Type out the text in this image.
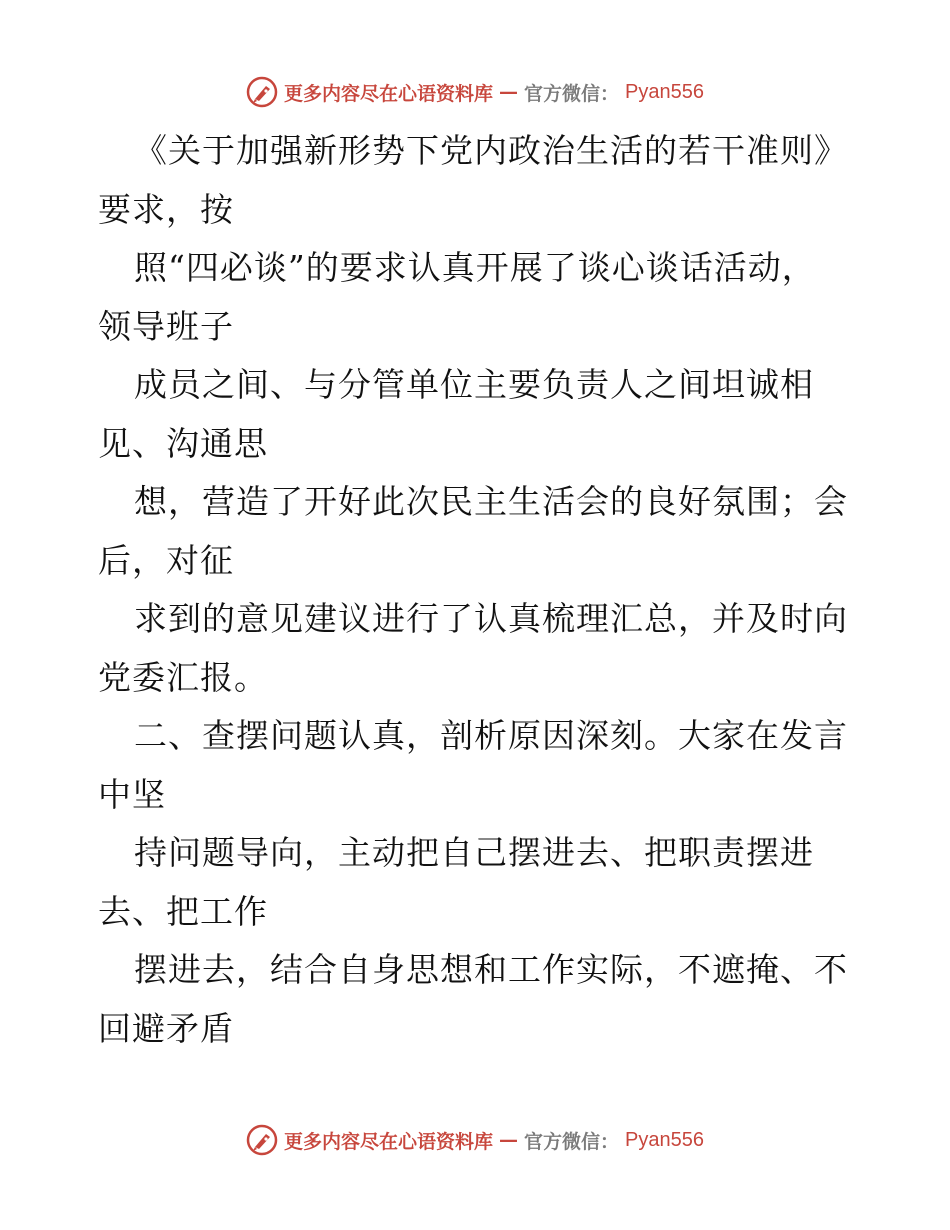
更多内容尽在心语资料库 — 官方微信： Pyan556
《关于加强新形势下党内政治生活的若干准则》
要求，按
照“四必谈”的要求认真开展了谈心谈话活动，
领导班子
成员之间、与分管单位主要负责人之间坦诚相
见、沟通思
想，营造了开好此次民主生活会的良好氛围；会
后，对征
求到的意见建议进行了认真梳理汇总，并及时向
党委汇报。
二、查摆问题认真，剖析原因深刻。大家在发言
中坚
持问题导向，主动把自己摆进去、把职责摆进
去、把工作
摆进去，结合自身思想和工作实际，不遮掩、不
回避矛盾
更多内容尽在心语资料库 — 官方微信： Pyan556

──────────

The exercise: Restate the records word for word, omitting images.

Result for this exercise:
Type out the text in this image.
更多内容尽在心语资料库 — 官方微信： Pyan556
《关于加强新形势下党内政治生活的若干准则》
要求，按
照“四必谈”的要求认真开展了谈心谈话活动，
领导班子
成员之间、与分管单位主要负责人之间坦诚相
见、沟通思
想，营造了开好此次民主生活会的良好氛围；会
后，对征
求到的意见建议进行了认真梳理汇总，并及时向
党委汇报。
二、查摆问题认真，剖析原因深刻。大家在发言
中坚
持问题导向，主动把自己摆进去、把职责摆进
去、把工作
摆进去，结合自身思想和工作实际，不遮掩、不
回避矛盾
更多内容尽在心语资料库 — 官方微信： Pyan556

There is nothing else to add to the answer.